— BEGIN —

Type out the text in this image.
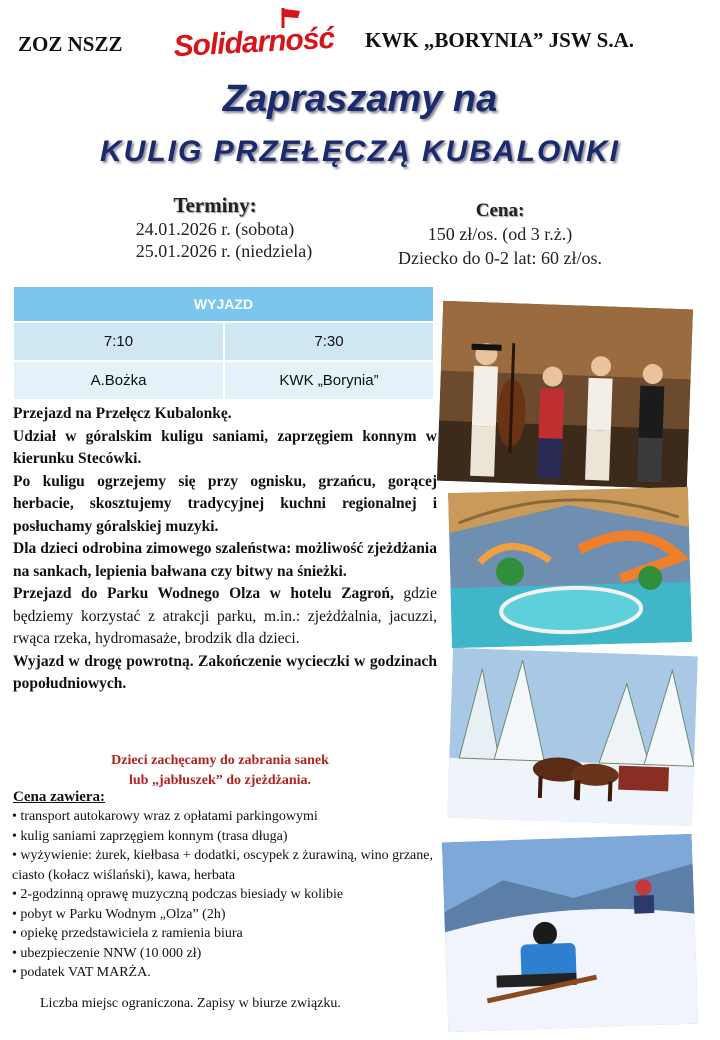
ZOZ NSZZ Solidarność KWK „BORYNIA” JSW S.A.
Zapraszamy na
KULIG PRZEŁĘCZĄ KUBALONKI
Terminy:
24.01.2026 r. (sobota)
25.01.2026 r. (niedziela)
Cena:
150 zł/os. (od 3 r.ż.)
Dziecko do 0-2 lat: 60 zł/os.
WYJAZD	
7:10	7:30
A.Bożka	KWK „Borynia”
Przejazd na Przełęcz Kubalonkę.
Udział w góralskim kuligu saniami, zaprzęgiem konnym w kierunku Stecówki.
Po kuligu ogrzejemy się przy ognisku, grzańcu, gorącej herbacie, skosztujemy tradycyjnej kuchni regionalnej i posłuchamy góralskiej muzyki.
Dla dzieci odrobina zimowego szaleństwa: możliwość zjeżdżania na sankach, lepienia bałwana czy bitwy na śnieżki.
Przejazd do Parku Wodnego Olza w hotelu Zagroń, gdzie będziemy korzystać z atrakcji parku, m.in.: zjeżdżalnia, jacuzzi, rwąca rzeka, hydromasaże, brodzik dla dzieci.
Wyjazd w drogę powrotną. Zakończenie wycieczki w godzinach popołudniowych.
Dzieci zachęcamy do zabrania sanek
lub „jabłuszek” do zjeżdżania.
Cena zawiera:
• transport autokarowy wraz z opłatami parkingowymi
• kulig saniami zaprzęgiem konnym (trasa długa)
• wyżywienie: żurek, kiełbasa + dodatki, oscypek z żurawiną, wino grzane, ciasto (kołacz wiślański), kawa, herbata
• 2-godzinną oprawę muzyczną podczas biesiady w kolibie
• pobyt w Parku Wodnym „Olza” (2h)
• opiekę przedstawiciela z ramienia biura
• ubezpieczenie NNW (10 000 zł)
• podatek VAT MARŻA.
Liczba miejsc ograniczona. Zapisy w biurze związku.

— END —

**Short exercise**
Do not include images; quote all of the entries above exactly.

**Exercise result**
Type out the text in this image.
ZOZ NSZZ Solidarność KWK „BORYNIA” JSW S.A.
Zapraszamy na
KULIG PRZEŁĘCZĄ KUBALONKI
Terminy:
24.01.2026 r. (sobota)
25.01.2026 r. (niedziela)
Cena:
150 zł/os. (od 3 r.ż.)
Dziecko do 0-2 lat: 60 zł/os.
WYJAZD	
7:10	7:30
A.Bożka	KWK „Borynia”
Przejazd na Przełęcz Kubalonkę.
Udział w góralskim kuligu saniami, zaprzęgiem konnym w kierunku Stecówki.
Po kuligu ogrzejemy się przy ognisku, grzańcu, gorącej herbacie, skosztujemy tradycyjnej kuchni regionalnej i posłuchamy góralskiej muzyki.
Dla dzieci odrobina zimowego szaleństwa: możliwość zjeżdżania na sankach, lepienia bałwana czy bitwy na śnieżki.
Przejazd do Parku Wodnego Olza w hotelu Zagroń, gdzie będziemy korzystać z atrakcji parku, m.in.: zjeżdżalnia, jacuzzi, rwąca rzeka, hydromasaże, brodzik dla dzieci.
Wyjazd w drogę powrotną. Zakończenie wycieczki w godzinach popołudniowych.
Dzieci zachęcamy do zabrania sanek
lub „jabłuszek” do zjeżdżania.
Cena zawiera:
• transport autokarowy wraz z opłatami parkingowymi
• kulig saniami zaprzęgiem konnym (trasa długa)
• wyżywienie: żurek, kiełbasa + dodatki, oscypek z żurawiną, wino grzane, ciasto (kołacz wiślański), kawa, herbata
• 2-godzinną oprawę muzyczną podczas biesiady w kolibie
• pobyt w Parku Wodnym „Olza” (2h)
• opiekę przedstawiciela z ramienia biura
• ubezpieczenie NNW (10 000 zł)
• podatek VAT MARŻA.
Liczba miejsc ograniczona. Zapisy w biurze związku.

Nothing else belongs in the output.